**QUOTED TEXT**
Riot police arrived. Phillip was arrested at the corner of Sackville and Richmond Streets, along with her mother and another person. The vigil was dispersed.

Later that same day, Police Commissioner Allister Guevarro signed Legal Notice No. 40 of 2026. The notice creates fifteen categories of "no-protest zones" extending 500 metres from each listed location. The DPP's office is on the list. So is Parliament. So is the Office of the President. So is the Office of the Prime Minister. So is the Diplomatic Centre, the Office of the Attorney General, the Ministry of Finance, the Ministry of Defence, the Ministry of Homeland Security. So is the headquarters of the police service – and every single police station nationwide. The headquarters of the prison service – and every single prison and detention centre. The headquarters of the Defence Force – and every single army base and barracks. The Piarco and ANR Robinson airports. The Port Authority. The receipt for the Sealy protest had been written by the close of business on the same day. We just didn't know it yet.

Two days later, on Friday May 29, supporters tried again at the Forensic Science Centre on Barbados Road. A heavy police presence descended on the area. Barricades went up. The public, supporters and journalists were pushed to the opposite side of the street, prevented from standing on the same side of the road as the centre. The order is now in operating effect. The protest has not been banned outright. It has been pushed into the gutter, which is the modern version of being banned.

For three months now, since the second State of Emergency was declared in March, I, along with others, have been asking a version of the same question. What is the SoE actually for? The Government's case has been that it is a crime-fighting tool, necessary to disrupt gang networks, protect officials under threat, and prevent coordinated violence. I believe I have given that case a fair hearing on this blog. I gave the Attorney General a fair hearing when he disclosed the supposed Parliament threat on the floor of the House. I gave the Prime Minister's argument that the murder rate would be higher without the SoE the fairest hearing I could. I held back from joining the Opposition's call for the Commissioner's head, on the basis that I did not yet have the evidence to warrant it.

I owe my readers an update on that last position, and here it is. The receipt has now arrived.

On Wednesday, the man I declined to call for the removal of signed a legal notice that, under powers granted by an SoE declared to fight gangs, prohibits public protest within 500 metres of every police station in the country. Not on the day of a riot. Not in response to a specific threat. As a standing rule, until the SoE lapses in June or is renewed. The man who told us in his April media conference that the country was suffering from a fear of crime rather than crime itself has used powers granted to address crime to instead address the public's right to be visible outside the institutions that are supposed to serve them. That is not a small thing. It is, frankly, the largest peacetime curtailment of the freedom of assembly in Trinidad and Tobago that I can remember, and it happened on a Wednesday, with no debate, no White Paper, no parliamentary vote, no sunset clause beyond whatever happens in June.

As always, I want to be fair to the Government's case, because it has a real version worth engaging with.

**RECORD EXCERPTS**

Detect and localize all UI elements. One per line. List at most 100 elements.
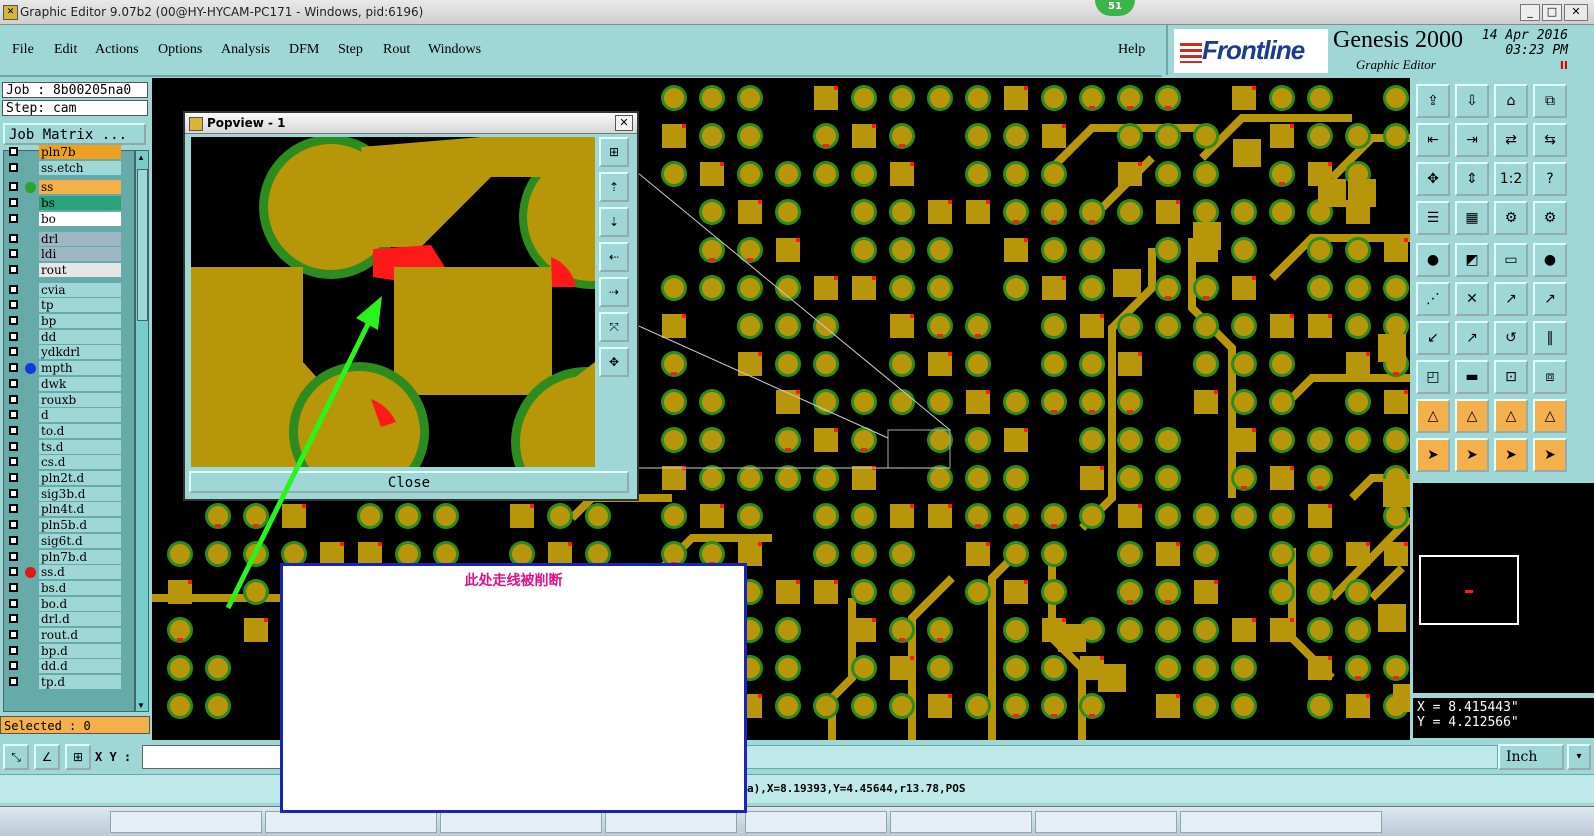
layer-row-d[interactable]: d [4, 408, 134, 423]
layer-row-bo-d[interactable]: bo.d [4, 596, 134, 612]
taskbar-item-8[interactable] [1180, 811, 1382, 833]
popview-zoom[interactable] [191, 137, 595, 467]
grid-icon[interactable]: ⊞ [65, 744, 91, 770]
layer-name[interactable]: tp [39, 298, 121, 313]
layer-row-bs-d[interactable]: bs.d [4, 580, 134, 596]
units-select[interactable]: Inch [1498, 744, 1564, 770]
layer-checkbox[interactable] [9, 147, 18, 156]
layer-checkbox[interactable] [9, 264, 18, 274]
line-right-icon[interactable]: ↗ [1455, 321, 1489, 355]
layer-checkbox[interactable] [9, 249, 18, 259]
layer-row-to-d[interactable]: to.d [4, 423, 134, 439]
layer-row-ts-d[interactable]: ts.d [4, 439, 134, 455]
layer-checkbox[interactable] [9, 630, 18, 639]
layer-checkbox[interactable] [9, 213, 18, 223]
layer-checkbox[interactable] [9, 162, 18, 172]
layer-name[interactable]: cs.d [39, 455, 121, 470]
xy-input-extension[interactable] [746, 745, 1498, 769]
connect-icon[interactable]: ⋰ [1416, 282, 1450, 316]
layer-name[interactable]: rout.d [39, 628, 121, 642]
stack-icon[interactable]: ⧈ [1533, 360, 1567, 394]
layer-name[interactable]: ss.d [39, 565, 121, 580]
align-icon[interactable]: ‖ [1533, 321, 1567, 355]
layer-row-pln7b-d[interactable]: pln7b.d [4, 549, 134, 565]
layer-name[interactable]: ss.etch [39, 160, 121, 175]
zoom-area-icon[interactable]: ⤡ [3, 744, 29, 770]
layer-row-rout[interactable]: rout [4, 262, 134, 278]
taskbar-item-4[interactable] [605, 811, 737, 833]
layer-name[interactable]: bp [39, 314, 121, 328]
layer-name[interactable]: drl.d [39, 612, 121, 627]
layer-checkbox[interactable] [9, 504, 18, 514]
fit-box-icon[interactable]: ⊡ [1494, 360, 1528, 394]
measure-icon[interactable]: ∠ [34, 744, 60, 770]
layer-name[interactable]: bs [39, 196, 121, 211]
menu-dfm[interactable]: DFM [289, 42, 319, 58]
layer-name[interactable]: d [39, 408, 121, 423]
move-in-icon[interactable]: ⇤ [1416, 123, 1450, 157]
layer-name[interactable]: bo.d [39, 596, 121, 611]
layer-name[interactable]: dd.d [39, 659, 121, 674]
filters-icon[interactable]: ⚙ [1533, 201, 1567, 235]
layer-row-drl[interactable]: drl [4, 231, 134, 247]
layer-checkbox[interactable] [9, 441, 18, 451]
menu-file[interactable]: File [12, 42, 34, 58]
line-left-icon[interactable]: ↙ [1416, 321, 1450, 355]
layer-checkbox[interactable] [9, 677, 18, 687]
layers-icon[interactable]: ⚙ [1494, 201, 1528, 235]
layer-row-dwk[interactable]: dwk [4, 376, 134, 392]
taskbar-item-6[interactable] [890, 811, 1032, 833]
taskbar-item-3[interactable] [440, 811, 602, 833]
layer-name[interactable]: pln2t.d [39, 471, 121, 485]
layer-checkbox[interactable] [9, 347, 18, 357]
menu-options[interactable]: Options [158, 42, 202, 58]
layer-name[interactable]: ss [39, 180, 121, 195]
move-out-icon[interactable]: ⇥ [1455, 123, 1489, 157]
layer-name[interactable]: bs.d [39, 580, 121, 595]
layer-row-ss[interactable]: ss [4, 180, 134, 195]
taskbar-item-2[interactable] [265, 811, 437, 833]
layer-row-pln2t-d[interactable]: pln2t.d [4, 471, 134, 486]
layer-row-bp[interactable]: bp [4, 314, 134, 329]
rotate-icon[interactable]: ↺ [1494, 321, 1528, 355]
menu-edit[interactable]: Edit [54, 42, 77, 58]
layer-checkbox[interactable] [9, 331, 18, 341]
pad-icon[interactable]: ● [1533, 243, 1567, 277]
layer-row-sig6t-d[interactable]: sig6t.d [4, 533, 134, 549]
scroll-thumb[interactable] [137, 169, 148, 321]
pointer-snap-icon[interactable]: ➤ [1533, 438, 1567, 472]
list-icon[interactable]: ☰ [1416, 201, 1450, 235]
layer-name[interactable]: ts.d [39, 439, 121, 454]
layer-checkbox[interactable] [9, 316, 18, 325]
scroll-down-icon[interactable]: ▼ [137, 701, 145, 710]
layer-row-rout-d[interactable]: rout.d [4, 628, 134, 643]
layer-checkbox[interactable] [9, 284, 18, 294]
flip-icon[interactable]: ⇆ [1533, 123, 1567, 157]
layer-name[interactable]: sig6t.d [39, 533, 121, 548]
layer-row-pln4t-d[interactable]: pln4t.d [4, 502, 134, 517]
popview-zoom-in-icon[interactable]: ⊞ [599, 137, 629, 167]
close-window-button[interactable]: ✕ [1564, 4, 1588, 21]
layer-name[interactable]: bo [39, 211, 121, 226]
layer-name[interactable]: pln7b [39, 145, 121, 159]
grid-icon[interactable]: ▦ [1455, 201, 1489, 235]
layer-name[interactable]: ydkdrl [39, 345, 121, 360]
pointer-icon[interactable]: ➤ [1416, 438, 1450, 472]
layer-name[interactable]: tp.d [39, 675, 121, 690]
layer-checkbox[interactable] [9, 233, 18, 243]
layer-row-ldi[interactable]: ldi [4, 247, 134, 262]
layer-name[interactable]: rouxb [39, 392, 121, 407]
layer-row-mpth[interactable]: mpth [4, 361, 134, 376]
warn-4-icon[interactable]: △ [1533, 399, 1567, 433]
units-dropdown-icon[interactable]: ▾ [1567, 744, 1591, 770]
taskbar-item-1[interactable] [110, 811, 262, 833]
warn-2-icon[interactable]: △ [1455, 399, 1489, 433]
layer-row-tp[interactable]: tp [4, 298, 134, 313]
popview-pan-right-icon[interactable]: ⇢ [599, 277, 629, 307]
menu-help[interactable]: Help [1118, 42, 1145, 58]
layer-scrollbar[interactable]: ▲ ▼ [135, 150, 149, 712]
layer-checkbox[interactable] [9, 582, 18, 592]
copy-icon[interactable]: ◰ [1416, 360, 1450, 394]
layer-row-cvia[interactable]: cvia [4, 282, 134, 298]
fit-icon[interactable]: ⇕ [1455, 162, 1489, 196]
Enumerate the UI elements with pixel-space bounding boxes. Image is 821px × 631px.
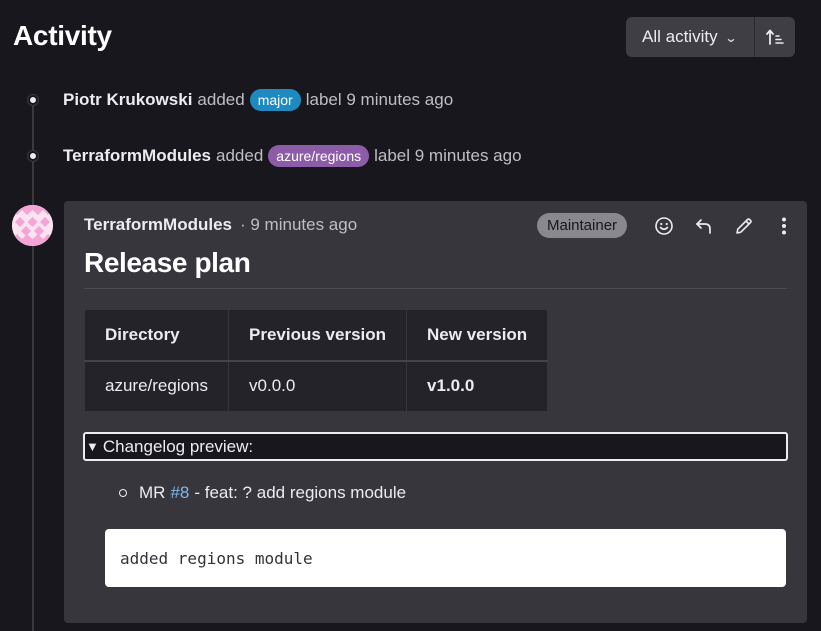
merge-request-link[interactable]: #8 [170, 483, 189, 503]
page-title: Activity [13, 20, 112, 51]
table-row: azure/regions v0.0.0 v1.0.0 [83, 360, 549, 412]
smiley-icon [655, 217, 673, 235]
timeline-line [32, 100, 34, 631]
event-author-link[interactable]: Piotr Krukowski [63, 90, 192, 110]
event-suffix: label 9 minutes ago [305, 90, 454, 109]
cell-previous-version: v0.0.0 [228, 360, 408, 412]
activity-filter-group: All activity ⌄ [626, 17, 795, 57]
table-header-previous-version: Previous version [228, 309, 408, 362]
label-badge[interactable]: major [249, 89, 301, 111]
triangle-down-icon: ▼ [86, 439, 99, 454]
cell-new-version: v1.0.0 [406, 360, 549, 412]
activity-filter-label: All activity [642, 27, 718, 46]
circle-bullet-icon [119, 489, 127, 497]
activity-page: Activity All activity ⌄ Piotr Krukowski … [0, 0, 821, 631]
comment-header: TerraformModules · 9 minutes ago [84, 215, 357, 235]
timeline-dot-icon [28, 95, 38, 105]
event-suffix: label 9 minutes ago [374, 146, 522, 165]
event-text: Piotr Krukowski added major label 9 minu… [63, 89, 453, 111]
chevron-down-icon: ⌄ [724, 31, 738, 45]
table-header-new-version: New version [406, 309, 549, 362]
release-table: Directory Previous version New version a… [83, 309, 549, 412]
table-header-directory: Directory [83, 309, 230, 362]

**TASK DIRECTIONS**
Answer these questions using the text on the no-protest zones:
1. Who signed Legal Notice No. 40 of 2026?
2. Where did supporters try again on Friday May 29?
3. In what month was the second State of Emergency declared?

**EXERCISE ANSWER**
1. Police Commissioner Allister Guevarro
2. At the Forensic Science Centre on Barbados Road
3. March